▸ The problem: Look through the listing for the word "type". Copy each line that has it.

▸ Entries with figure data:
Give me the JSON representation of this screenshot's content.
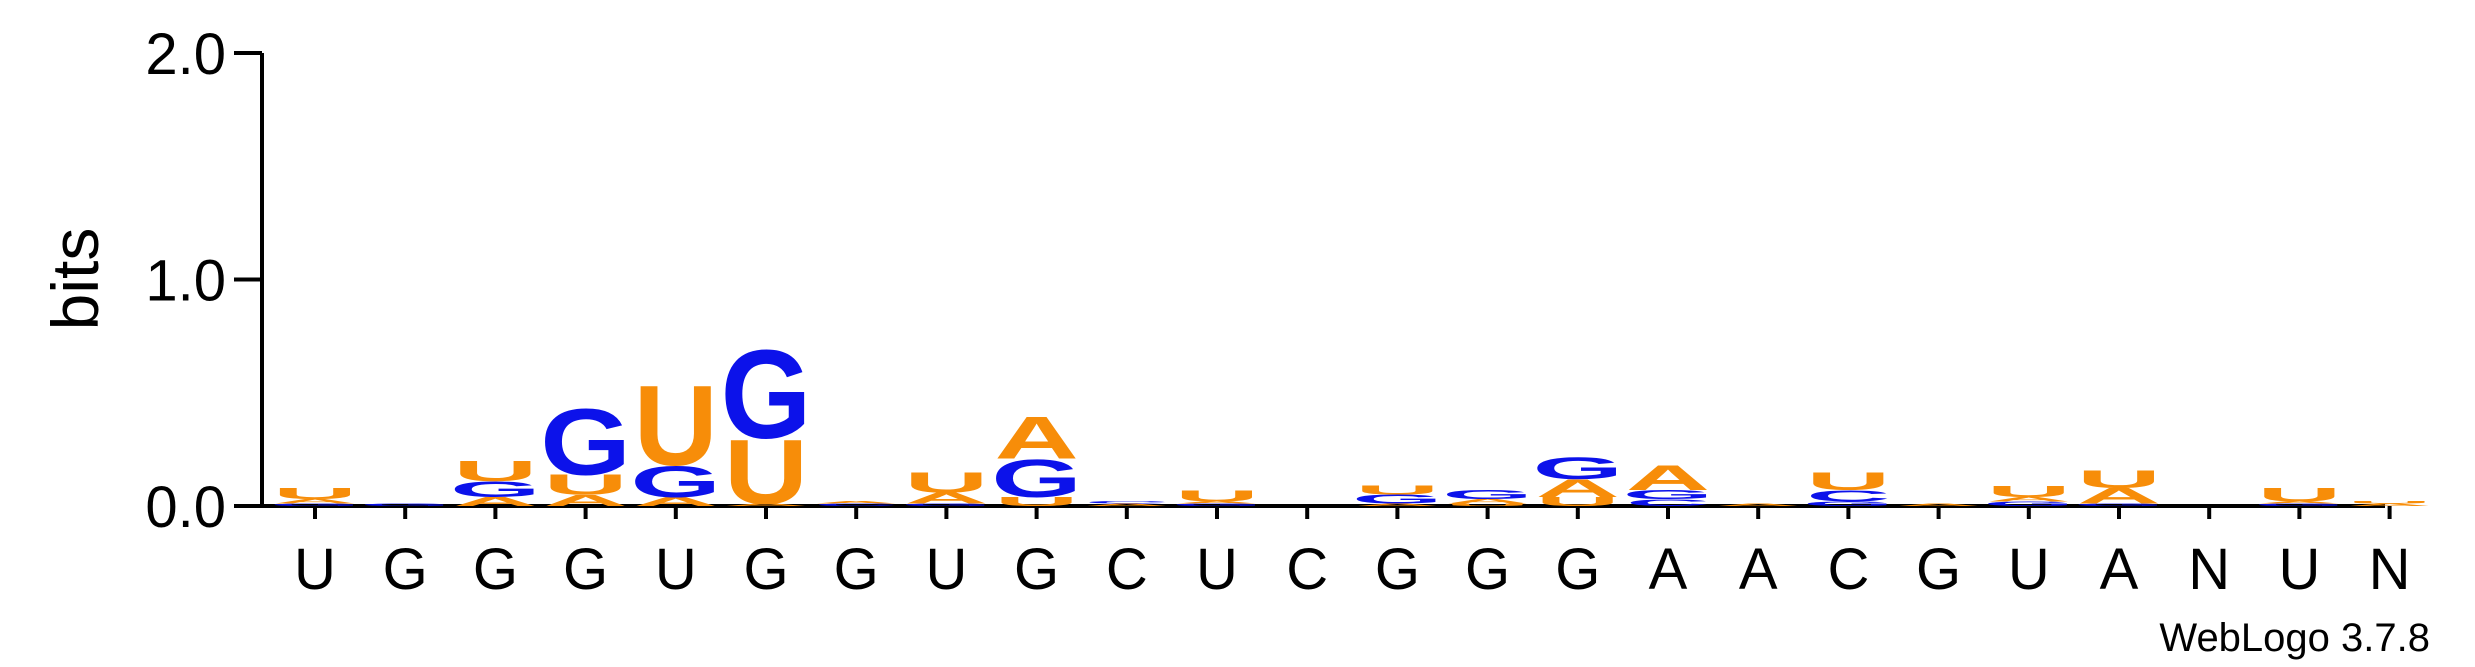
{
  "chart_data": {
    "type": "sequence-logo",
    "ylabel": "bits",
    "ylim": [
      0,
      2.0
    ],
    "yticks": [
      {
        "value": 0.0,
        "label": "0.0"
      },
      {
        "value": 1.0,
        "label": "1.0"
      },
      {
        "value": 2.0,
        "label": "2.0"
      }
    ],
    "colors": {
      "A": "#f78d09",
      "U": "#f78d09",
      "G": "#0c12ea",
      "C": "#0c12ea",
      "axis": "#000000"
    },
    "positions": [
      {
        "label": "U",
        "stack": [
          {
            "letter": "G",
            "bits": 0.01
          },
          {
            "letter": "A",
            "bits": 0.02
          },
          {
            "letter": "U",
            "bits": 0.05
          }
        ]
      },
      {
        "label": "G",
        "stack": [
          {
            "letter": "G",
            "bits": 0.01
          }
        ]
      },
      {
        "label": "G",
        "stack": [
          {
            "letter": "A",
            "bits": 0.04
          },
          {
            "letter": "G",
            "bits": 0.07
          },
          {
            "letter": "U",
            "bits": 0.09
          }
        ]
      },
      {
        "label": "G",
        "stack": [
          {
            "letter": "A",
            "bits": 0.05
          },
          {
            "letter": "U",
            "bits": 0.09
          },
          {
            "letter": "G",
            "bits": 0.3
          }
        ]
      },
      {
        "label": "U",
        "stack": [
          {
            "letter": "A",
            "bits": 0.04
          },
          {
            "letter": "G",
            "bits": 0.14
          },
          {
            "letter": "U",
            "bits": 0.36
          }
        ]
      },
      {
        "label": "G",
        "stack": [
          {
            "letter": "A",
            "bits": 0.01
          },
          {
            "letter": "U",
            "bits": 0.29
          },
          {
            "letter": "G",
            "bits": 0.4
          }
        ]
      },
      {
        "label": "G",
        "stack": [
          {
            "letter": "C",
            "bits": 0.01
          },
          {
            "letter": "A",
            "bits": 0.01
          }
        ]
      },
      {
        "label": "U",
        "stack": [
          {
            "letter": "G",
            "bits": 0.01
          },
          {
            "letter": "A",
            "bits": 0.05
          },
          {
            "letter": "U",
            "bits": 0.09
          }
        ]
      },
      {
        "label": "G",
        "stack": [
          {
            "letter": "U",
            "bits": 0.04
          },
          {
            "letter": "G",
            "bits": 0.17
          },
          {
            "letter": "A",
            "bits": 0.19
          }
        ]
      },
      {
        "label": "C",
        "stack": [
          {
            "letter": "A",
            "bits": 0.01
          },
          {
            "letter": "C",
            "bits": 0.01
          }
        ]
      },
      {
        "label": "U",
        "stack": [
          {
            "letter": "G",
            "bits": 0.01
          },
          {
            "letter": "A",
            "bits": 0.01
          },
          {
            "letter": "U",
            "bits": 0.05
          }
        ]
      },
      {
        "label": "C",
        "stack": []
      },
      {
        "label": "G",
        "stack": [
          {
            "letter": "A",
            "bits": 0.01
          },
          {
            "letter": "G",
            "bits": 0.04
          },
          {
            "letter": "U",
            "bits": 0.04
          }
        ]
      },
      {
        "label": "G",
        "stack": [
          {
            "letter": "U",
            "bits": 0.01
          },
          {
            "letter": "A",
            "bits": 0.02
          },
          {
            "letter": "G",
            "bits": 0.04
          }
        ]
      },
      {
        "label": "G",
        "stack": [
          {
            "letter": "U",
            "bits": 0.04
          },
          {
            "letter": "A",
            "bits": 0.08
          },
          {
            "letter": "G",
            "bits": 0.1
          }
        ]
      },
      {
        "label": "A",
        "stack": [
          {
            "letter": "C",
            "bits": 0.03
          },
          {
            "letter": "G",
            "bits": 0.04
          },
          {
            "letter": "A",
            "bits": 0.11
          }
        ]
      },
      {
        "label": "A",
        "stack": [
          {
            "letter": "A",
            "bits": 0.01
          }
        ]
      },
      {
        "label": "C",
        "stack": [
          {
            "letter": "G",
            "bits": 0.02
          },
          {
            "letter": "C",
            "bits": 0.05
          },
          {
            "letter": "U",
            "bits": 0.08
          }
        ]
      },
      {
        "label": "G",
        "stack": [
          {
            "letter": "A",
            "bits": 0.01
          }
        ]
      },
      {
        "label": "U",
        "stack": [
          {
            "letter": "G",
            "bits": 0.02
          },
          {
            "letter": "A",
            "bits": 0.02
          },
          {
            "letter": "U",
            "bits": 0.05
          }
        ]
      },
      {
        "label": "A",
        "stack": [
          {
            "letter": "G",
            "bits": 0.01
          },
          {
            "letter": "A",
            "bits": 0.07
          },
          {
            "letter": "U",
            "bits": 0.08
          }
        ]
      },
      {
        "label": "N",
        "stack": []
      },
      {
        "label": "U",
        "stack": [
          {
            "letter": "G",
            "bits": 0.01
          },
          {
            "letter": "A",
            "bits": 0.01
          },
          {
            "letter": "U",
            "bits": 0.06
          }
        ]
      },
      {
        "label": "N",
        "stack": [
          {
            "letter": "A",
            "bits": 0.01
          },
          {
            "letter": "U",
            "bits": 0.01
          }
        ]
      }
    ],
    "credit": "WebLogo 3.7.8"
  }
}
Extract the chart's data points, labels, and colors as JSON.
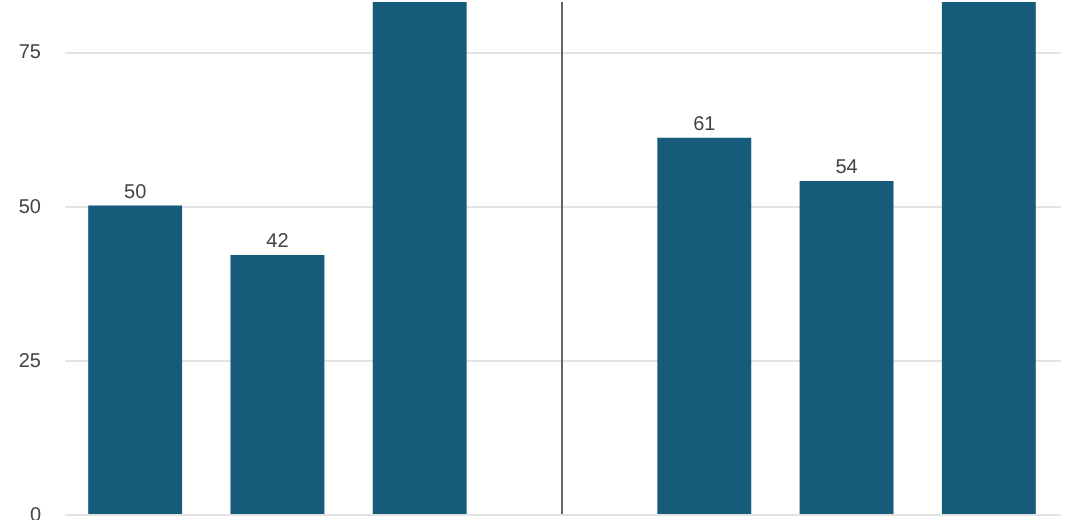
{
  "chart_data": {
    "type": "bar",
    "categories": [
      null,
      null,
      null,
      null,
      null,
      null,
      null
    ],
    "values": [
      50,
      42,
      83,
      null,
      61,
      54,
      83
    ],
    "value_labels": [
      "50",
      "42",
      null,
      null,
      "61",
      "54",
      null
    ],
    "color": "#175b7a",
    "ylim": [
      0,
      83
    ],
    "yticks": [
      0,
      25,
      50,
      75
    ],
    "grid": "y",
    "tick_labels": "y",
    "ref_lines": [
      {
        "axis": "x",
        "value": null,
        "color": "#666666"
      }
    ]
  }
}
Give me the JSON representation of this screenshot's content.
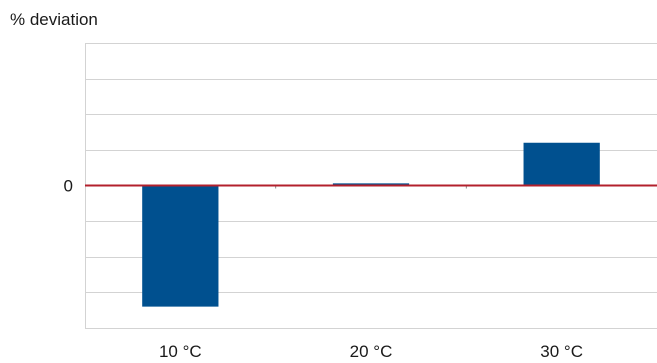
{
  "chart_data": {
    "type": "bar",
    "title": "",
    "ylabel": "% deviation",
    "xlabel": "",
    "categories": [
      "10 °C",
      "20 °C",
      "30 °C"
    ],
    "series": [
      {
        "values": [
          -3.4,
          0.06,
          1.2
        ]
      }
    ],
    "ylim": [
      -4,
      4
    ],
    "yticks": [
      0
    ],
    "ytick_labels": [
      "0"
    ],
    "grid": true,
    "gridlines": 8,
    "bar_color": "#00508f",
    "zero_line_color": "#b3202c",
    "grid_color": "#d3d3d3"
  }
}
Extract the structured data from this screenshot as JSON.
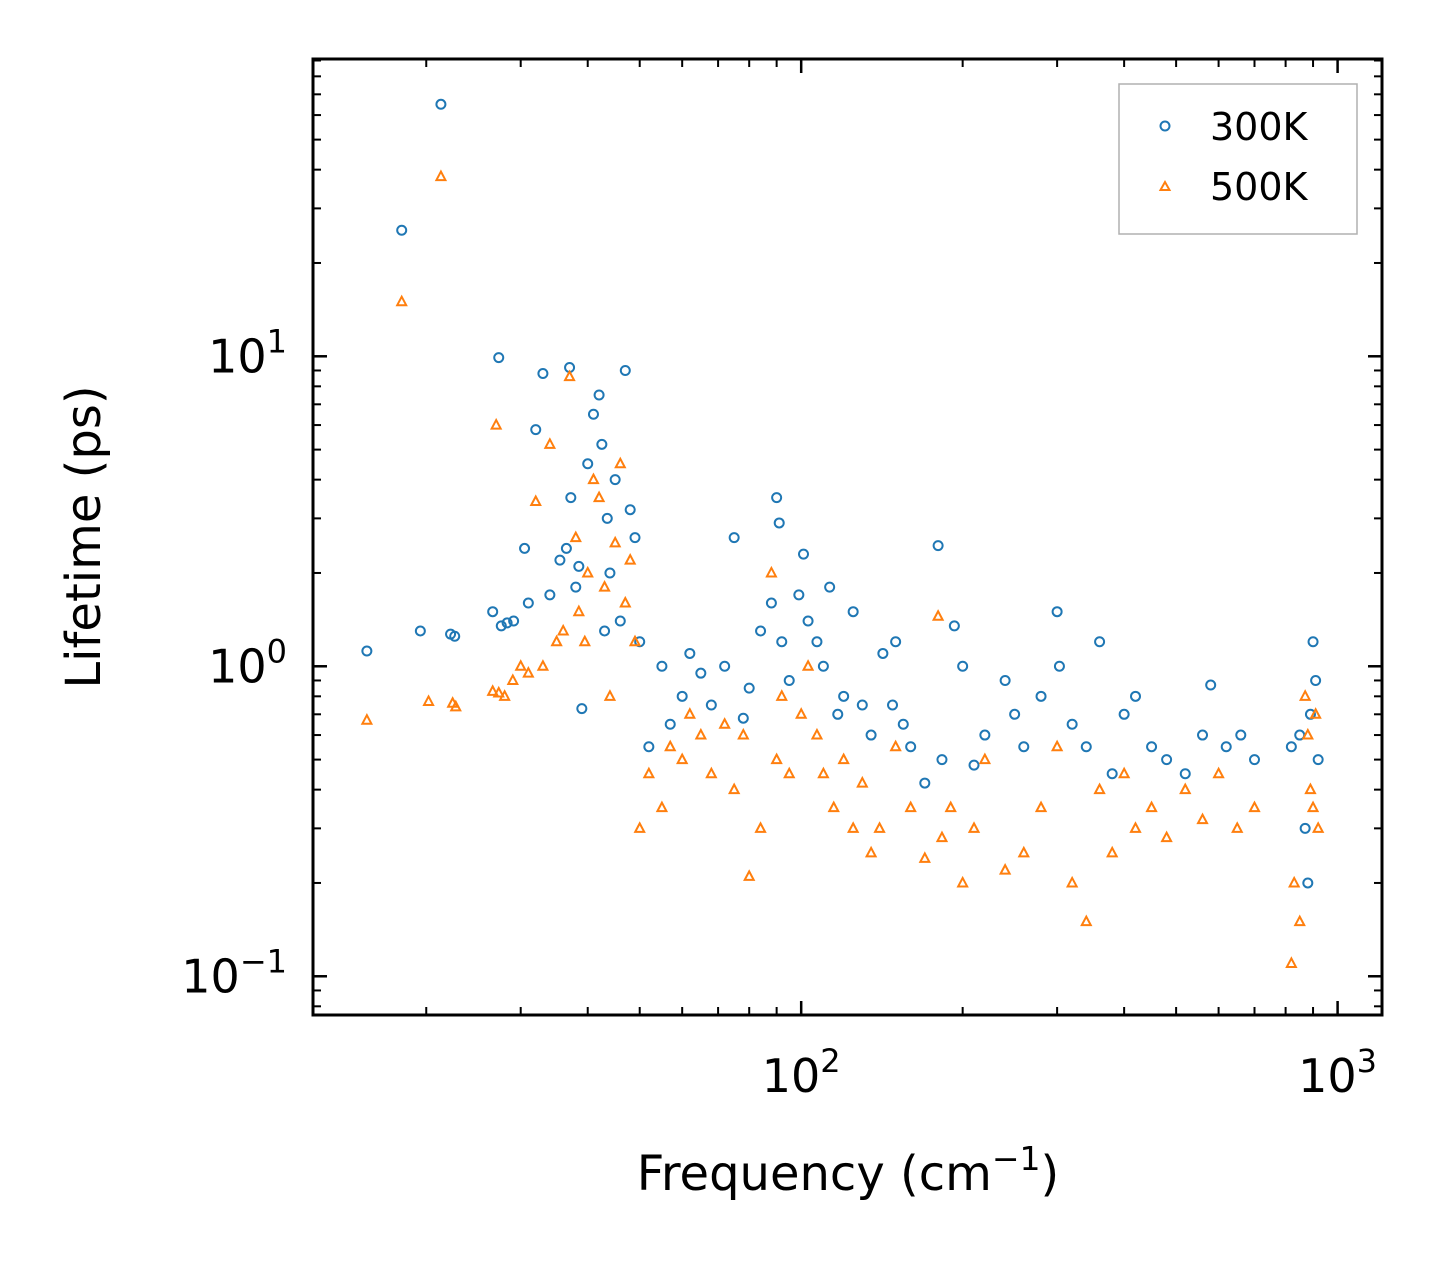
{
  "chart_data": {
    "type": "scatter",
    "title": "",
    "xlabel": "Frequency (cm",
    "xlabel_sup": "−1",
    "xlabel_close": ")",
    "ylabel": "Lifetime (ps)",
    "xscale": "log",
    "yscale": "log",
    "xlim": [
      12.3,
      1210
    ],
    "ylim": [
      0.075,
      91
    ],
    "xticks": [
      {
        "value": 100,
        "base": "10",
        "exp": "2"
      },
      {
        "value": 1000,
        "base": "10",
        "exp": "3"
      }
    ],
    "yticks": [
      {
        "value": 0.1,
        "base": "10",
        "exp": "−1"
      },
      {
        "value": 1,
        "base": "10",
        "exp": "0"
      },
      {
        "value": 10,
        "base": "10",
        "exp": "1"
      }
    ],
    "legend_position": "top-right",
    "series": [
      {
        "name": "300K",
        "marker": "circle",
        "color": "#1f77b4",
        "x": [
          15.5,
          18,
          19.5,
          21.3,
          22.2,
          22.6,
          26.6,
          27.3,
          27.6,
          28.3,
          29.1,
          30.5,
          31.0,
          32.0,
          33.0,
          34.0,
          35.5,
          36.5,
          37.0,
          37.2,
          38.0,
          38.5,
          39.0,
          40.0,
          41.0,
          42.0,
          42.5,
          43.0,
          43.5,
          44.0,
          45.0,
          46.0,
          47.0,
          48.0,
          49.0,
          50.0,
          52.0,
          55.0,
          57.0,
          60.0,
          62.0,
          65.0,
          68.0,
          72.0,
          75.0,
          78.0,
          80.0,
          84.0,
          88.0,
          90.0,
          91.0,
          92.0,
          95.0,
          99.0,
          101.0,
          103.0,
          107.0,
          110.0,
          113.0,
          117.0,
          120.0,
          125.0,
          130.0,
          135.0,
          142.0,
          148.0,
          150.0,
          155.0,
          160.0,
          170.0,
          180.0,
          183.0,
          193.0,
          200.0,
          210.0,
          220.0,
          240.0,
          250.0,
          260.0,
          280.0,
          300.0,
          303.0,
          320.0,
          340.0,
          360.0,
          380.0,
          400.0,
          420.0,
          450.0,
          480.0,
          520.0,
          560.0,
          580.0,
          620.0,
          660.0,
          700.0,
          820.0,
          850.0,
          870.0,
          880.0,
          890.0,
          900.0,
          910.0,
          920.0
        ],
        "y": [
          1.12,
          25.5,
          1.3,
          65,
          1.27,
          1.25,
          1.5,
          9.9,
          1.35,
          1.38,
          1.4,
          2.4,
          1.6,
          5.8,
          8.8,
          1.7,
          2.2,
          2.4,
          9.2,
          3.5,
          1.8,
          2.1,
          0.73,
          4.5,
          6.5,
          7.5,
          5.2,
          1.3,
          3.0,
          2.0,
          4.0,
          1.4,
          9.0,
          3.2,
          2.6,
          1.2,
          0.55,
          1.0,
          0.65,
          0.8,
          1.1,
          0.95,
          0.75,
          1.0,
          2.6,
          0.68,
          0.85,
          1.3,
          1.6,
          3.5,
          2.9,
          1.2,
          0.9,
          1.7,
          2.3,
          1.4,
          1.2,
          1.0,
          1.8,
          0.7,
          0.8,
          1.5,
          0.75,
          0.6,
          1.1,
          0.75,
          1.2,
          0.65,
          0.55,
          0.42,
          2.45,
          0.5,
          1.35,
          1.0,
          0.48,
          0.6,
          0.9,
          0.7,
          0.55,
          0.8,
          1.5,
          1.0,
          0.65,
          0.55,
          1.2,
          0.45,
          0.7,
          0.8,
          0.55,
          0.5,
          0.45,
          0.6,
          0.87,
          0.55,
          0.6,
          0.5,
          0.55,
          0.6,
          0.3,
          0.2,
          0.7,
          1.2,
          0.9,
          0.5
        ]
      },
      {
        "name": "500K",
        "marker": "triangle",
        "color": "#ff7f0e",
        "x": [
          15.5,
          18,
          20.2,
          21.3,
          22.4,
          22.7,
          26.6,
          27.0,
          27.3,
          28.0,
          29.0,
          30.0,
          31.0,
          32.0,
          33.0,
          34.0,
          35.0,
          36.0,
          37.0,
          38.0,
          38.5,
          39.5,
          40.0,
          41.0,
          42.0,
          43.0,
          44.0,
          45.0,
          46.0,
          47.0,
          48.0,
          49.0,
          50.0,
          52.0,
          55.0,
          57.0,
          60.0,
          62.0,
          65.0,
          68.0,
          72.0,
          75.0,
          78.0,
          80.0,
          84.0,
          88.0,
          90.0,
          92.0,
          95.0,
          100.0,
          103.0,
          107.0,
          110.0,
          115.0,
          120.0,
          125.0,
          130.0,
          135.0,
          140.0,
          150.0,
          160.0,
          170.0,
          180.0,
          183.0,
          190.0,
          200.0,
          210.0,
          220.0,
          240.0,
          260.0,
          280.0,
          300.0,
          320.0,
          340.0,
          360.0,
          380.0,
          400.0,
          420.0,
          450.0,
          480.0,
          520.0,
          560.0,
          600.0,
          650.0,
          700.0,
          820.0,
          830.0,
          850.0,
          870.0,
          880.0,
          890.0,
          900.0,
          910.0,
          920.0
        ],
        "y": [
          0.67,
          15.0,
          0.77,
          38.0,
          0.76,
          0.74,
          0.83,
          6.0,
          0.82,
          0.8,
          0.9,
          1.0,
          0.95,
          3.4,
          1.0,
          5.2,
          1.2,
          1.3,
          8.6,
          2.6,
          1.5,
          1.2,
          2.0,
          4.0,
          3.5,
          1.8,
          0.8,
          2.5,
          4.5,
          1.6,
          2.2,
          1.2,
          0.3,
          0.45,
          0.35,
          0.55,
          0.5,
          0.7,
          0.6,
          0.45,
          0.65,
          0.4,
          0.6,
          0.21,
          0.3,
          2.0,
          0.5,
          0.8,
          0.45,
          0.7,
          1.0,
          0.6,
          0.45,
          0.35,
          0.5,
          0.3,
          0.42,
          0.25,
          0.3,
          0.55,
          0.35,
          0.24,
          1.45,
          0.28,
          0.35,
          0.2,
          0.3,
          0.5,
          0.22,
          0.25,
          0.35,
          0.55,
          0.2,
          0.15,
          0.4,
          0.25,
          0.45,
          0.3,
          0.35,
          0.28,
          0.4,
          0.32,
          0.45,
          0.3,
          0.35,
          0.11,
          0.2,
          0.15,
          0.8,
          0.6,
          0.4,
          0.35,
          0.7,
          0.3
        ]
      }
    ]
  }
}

▸ Final result:
    "type": "sequence-logo",
    "type": "bar",
    "type": "bar",
    "type": "scatter",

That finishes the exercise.